[Data listing]
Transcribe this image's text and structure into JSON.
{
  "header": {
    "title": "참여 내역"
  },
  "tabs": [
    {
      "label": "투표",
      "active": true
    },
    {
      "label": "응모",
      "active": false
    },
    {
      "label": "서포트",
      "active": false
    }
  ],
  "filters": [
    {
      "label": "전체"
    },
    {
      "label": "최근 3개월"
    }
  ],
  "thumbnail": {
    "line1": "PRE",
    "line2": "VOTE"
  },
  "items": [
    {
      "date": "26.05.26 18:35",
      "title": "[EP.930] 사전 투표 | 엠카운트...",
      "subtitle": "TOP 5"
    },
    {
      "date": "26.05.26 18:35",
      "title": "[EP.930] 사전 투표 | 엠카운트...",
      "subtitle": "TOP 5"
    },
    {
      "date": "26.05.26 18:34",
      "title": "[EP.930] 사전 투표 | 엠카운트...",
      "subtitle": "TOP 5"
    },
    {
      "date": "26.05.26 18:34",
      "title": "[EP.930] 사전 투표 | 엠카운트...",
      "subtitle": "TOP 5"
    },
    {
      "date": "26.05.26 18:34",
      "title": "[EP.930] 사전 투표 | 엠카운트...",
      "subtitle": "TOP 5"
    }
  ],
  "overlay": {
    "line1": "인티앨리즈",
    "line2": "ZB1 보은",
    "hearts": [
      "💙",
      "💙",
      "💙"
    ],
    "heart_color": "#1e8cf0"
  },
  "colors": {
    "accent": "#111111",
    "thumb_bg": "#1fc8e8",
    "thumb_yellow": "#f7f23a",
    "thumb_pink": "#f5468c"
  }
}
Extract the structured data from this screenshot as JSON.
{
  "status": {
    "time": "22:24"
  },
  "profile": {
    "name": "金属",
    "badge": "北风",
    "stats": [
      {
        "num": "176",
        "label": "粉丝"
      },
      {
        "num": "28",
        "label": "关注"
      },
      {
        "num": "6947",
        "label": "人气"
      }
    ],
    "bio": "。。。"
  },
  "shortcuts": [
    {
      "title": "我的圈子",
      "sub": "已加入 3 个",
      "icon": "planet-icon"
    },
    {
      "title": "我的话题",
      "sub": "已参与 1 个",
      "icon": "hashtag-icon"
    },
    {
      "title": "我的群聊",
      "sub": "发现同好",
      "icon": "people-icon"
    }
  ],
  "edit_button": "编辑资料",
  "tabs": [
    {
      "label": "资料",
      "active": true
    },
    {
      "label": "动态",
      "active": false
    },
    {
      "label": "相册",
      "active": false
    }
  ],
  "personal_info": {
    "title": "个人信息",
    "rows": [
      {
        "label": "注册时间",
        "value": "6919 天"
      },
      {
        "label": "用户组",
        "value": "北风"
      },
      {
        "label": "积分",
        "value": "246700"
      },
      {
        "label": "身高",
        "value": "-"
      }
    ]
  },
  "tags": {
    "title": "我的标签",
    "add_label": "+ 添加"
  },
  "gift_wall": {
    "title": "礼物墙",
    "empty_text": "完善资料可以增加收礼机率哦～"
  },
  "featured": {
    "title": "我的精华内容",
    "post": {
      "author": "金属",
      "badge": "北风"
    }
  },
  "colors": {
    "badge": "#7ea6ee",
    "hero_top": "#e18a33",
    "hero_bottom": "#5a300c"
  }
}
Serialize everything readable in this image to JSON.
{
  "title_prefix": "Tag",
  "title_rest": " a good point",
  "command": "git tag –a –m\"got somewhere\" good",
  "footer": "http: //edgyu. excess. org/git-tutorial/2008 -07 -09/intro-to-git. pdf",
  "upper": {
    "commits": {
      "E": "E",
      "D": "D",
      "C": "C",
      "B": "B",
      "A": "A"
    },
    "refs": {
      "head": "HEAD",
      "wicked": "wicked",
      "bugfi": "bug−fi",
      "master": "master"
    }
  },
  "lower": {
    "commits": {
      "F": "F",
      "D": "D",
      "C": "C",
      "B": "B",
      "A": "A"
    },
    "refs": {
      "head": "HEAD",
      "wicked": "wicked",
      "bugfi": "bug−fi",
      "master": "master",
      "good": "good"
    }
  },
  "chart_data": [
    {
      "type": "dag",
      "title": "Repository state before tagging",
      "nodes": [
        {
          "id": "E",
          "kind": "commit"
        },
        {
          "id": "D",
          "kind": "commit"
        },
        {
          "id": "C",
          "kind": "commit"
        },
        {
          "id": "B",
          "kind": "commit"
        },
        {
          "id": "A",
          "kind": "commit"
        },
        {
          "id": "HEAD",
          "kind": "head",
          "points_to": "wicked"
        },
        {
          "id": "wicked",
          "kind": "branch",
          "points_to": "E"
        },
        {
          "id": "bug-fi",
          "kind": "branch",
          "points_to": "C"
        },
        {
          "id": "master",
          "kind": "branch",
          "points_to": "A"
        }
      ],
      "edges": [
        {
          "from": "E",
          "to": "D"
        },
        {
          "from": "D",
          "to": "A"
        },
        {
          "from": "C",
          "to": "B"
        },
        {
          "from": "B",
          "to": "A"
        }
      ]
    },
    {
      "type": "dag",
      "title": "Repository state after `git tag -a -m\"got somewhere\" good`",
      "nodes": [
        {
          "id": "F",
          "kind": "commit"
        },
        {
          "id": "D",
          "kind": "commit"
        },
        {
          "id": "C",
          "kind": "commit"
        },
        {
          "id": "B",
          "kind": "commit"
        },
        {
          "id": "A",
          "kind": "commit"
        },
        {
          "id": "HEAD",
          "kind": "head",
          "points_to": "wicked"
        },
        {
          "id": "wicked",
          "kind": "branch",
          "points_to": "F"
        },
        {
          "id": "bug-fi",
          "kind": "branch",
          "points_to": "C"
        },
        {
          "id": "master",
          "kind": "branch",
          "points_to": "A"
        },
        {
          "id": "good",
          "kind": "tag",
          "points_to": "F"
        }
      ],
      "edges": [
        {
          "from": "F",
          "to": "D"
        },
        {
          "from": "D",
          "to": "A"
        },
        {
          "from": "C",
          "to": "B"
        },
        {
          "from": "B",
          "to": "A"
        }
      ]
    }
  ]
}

[To be done]
All entries shown above should be printed again exactly.

[Written answer]
Transcribe this image's text and structure into JSON.
{
  "header": {
    "title": "참여 내역"
  },
  "tabs": [
    {
      "label": "투표",
      "active": true
    },
    {
      "label": "응모",
      "active": false
    },
    {
      "label": "서포트",
      "active": false
    }
  ],
  "filters": [
    {
      "label": "전체"
    },
    {
      "label": "최근 3개월"
    }
  ],
  "thumbnail": {
    "line1": "PRE",
    "line2": "VOTE"
  },
  "items": [
    {
      "date": "26.05.26 18:35",
      "title": "[EP.930] 사전 투표 | 엠카운트...",
      "subtitle": "TOP 5"
    },
    {
      "date": "26.05.26 18:35",
      "title": "[EP.930] 사전 투표 | 엠카운트...",
      "subtitle": "TOP 5"
    },
    {
      "date": "26.05.26 18:34",
      "title": "[EP.930] 사전 투표 | 엠카운트...",
      "subtitle": "TOP 5"
    },
    {
      "date": "26.05.26 18:34",
      "title": "[EP.930] 사전 투표 | 엠카운트...",
      "subtitle": "TOP 5"
    },
    {
      "date": "26.05.26 18:34",
      "title": "[EP.930] 사전 투표 | 엠카운트...",
      "subtitle": "TOP 5"
    }
  ],
  "overlay": {
    "line1": "인티앨리즈",
    "line2": "ZB1 보은",
    "hearts": [
      "💙",
      "💙",
      "💙"
    ],
    "heart_color": "#1e8cf0"
  },
  "colors": {
    "accent": "#111111",
    "thumb_bg": "#1fc8e8",
    "thumb_yellow": "#f7f23a",
    "thumb_pink": "#f5468c"
  }
}
Extract the structured data from this screenshot as JSON.
{
  "status": {
    "time": "22:24"
  },
  "profile": {
    "name": "金属",
    "badge": "北风",
    "stats": [
      {
        "num": "176",
        "label": "粉丝"
      },
      {
        "num": "28",
        "label": "关注"
      },
      {
        "num": "6947",
        "label": "人气"
      }
    ],
    "bio": "。。。"
  },
  "shortcuts": [
    {
      "title": "我的圈子",
      "sub": "已加入 3 个",
      "icon": "planet-icon"
    },
    {
      "title": "我的话题",
      "sub": "已参与 1 个",
      "icon": "hashtag-icon"
    },
    {
      "title": "我的群聊",
      "sub": "发现同好",
      "icon": "people-icon"
    }
  ],
  "edit_button": "编辑资料",
  "tabs": [
    {
      "label": "资料",
      "active": true
    },
    {
      "label": "动态",
      "active": false
    },
    {
      "label": "相册",
      "active": false
    }
  ],
  "personal_info": {
    "title": "个人信息",
    "rows": [
      {
        "label": "注册时间",
        "value": "6919 天"
      },
      {
        "label": "用户组",
        "value": "北风"
      },
      {
        "label": "积分",
        "value": "246700"
      },
      {
        "label": "身高",
        "value": "-"
      }
    ]
  },
  "tags": {
    "title": "我的标签",
    "add_label": "+ 添加"
  },
  "gift_wall": {
    "title": "礼物墙",
    "empty_text": "完善资料可以增加收礼机率哦～"
  },
  "featured": {
    "title": "我的精华内容",
    "post": {
      "author": "金属",
      "badge": "北风"
    }
  },
  "colors": {
    "badge": "#7ea6ee",
    "hero_top": "#e18a33",
    "hero_bottom": "#5a300c"
  }
}
Serialize everything readable in this image to JSON.
{
  "title_prefix": "Tag",
  "title_rest": " a good point",
  "command": "git tag –a –m\"got somewhere\" good",
  "footer": "http: //edgyu. excess. org/git-tutorial/2008 -07 -09/intro-to-git. pdf",
  "upper": {
    "commits": {
      "E": "E",
      "D": "D",
      "C": "C",
      "B": "B",
      "A": "A"
    },
    "refs": {
      "head": "HEAD",
      "wicked": "wicked",
      "bugfi": "bug−fi",
      "master": "master"
    }
  },
  "lower": {
    "commits": {
      "F": "F",
      "D": "D",
      "C": "C",
      "B": "B",
      "A": "A"
    },
    "refs": {
      "head": "HEAD",
      "wicked": "wicked",
      "bugfi": "bug−fi",
      "master": "master",
      "good": "good"
    }
  },
  "chart_data": [
    {
      "type": "dag",
      "title": "Repository state before tagging",
      "nodes": [
        {
          "id": "E",
          "kind": "commit"
        },
        {
          "id": "D",
          "kind": "commit"
        },
        {
          "id": "C",
          "kind": "commit"
        },
        {
          "id": "B",
          "kind": "commit"
        },
        {
          "id": "A",
          "kind": "commit"
        },
        {
          "id": "HEAD",
          "kind": "head",
          "points_to": "wicked"
        },
        {
          "id": "wicked",
          "kind": "branch",
          "points_to": "E"
        },
        {
          "id": "bug-fi",
          "kind": "branch",
          "points_to": "C"
        },
        {
          "id": "master",
          "kind": "branch",
          "points_to": "A"
        }
      ],
      "edges": [
        {
          "from": "E",
          "to": "D"
        },
        {
          "from": "D",
          "to": "A"
        },
        {
          "from": "C",
          "to": "B"
        },
        {
          "from": "B",
          "to": "A"
        }
      ]
    },
    {
      "type": "dag",
      "title": "Repository state after `git tag -a -m\"got somewhere\" good`",
      "nodes": [
        {
          "id": "F",
          "kind": "commit"
        },
        {
          "id": "D",
          "kind": "commit"
        },
        {
          "id": "C",
          "kind": "commit"
        },
        {
          "id": "B",
          "kind": "commit"
        },
        {
          "id": "A",
          "kind": "commit"
        },
        {
          "id": "HEAD",
          "kind": "head",
          "points_to": "wicked"
        },
        {
          "id": "wicked",
          "kind": "branch",
          "points_to": "F"
        },
        {
          "id": "bug-fi",
          "kind": "branch",
          "points_to": "C"
        },
        {
          "id": "master",
          "kind": "branch",
          "points_to": "A"
        },
        {
          "id": "good",
          "kind": "tag",
          "points_to": "F"
        }
      ],
      "edges": [
        {
          "from": "F",
          "to": "D"
        },
        {
          "from": "D",
          "to": "A"
        },
        {
          "from": "C",
          "to": "B"
        },
        {
          "from": "B",
          "to": "A"
        }
      ]
    }
  ]
}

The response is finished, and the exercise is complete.